= READING TEXT =

════════════════

Death, taxes, and processing invoices. The three absolute truths of Accounts Payable.

For a long time, Accounts Payable (AP) workflows have been all about brute-forcing the issue with manpower, opportunity costs in repetitive tasks, and paper. Needless to say, this isn't ideal or scalable, and invoice processing is one of those areas where automation can add immediate ROI.

But wait! Digitization alone is not digital transformation. Sure, you could mandate e-invoices - PDFs only via emails - and then use general-purpose OCR (Optical Character Recognition) to get text content. You might cut your carbon footprint,but this approach doesn't give you anything that your Accounts Payable can actually use.

A bunch of unstructured text isn't something you can just plug into the correct fields in your existing ERP systems and call it a day. You'd still need AP personnel to look through each digitized PDF and do manual data entry, meaning you've ultimately gained nothing.

There are two ways you can use automation to overcome the limitations of general-purpose OCR. The conventional way: zonal/template-based, tightly coupled on-premise OCR solutions, and the next-gen way: an AI-powered, cloud-based solution in TAGGUN.

Let's take a look at each, and see why sticking to convention might have hidden costs that add up over time, making you leave too much value on the table.

════════════════

= SET PROBLEM A =
Copy the invoice automation text from "But wait! Digitization" up to and including "solution in TAGGUN.", replacing "ERP systems" with "accounting platforms".
= SET PROBLEM B =
In the invoice automation text, what does the abbreviation OCR stand for?

════════════════

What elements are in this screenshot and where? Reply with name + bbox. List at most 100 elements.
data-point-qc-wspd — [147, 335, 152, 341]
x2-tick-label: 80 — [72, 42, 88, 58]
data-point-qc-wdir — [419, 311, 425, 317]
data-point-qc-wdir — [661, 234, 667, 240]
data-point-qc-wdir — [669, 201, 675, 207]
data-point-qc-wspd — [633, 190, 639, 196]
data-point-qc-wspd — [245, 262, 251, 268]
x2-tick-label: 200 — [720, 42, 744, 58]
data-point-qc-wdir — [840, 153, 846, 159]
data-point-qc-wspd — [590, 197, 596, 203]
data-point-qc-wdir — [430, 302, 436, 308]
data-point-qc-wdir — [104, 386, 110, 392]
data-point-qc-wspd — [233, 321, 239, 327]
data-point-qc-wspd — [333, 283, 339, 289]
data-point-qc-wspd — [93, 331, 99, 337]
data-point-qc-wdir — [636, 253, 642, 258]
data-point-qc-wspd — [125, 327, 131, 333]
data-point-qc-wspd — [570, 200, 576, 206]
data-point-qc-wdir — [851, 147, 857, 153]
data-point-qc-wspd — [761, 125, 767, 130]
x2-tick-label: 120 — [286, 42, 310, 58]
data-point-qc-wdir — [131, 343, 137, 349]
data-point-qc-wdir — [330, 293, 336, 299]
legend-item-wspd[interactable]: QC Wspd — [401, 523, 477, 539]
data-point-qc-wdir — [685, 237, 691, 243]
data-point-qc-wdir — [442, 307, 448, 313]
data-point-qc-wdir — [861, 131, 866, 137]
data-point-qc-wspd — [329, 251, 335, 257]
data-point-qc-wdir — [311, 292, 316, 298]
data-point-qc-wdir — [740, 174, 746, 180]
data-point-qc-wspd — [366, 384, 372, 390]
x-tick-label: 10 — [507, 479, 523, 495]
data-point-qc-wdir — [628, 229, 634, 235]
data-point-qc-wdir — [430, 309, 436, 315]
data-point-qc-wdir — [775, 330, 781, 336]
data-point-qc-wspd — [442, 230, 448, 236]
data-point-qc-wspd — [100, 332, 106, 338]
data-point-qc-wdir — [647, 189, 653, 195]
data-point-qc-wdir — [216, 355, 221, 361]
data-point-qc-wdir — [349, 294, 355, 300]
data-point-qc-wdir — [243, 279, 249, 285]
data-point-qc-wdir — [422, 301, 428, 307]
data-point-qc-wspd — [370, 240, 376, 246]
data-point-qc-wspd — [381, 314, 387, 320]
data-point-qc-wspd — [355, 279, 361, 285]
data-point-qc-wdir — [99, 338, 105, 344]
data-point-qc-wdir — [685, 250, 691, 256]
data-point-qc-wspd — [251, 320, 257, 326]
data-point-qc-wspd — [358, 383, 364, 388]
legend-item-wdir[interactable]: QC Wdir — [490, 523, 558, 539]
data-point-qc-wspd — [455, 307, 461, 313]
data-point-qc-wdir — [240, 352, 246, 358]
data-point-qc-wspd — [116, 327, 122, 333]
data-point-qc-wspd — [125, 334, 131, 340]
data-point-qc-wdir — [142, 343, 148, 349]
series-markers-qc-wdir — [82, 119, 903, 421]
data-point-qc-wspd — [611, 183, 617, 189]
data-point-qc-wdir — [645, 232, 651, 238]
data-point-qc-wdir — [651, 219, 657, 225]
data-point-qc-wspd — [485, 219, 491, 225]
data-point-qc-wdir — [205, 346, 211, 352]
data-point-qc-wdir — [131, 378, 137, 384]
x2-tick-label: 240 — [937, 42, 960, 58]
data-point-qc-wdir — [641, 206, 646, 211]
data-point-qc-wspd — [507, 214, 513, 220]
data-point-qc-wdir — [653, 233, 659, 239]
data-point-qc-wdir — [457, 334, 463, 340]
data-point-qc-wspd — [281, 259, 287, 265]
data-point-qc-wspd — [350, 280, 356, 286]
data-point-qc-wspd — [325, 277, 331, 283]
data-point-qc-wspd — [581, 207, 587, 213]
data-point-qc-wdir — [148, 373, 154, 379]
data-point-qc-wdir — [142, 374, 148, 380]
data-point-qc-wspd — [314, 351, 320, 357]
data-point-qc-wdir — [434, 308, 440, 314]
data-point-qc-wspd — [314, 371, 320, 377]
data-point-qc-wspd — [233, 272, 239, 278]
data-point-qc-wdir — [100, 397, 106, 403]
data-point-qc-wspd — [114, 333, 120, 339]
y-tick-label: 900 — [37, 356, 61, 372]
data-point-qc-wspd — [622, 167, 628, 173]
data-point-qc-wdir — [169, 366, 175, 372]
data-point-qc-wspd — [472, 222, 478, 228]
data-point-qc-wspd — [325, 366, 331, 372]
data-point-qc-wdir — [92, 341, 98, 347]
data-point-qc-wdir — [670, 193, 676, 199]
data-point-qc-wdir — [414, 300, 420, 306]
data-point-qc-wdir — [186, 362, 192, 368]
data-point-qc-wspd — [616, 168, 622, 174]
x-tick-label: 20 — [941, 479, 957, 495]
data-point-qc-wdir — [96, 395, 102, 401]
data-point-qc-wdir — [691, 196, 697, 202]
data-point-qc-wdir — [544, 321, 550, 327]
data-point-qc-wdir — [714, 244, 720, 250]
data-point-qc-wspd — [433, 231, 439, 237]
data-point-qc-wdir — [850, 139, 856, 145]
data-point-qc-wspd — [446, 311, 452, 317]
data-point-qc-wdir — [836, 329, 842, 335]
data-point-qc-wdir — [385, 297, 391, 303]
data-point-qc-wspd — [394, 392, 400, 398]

════════════════

= FINAL RESULT A =
But wait! Digitization alone is not digital transformation. Sure, you could mandate e-invoices - PDFs only via emails - and then use general-purpose OCR (Optical Character Recognition) to get text content. You might cut your carbon footprint,but this approach doesn't give you anything that your Accounts Payable can actually use.

A bunch of unstructured text isn't something you can just plug into the correct fields in your existing accounting platforms and call it a day. You'd still need AP personnel to look through each digitized PDF and do manual data entry, meaning you've ultimately gained nothing.

There are two ways you can use automation to overcome the limitations of general-purpose OCR. The conventional way: zonal/template-based, tightly coupled on-premise OCR solutions, and the next-gen way: an AI-powered, cloud-based solution in TAGGUN.

= FINAL RESULT B =
Optical Character Recognition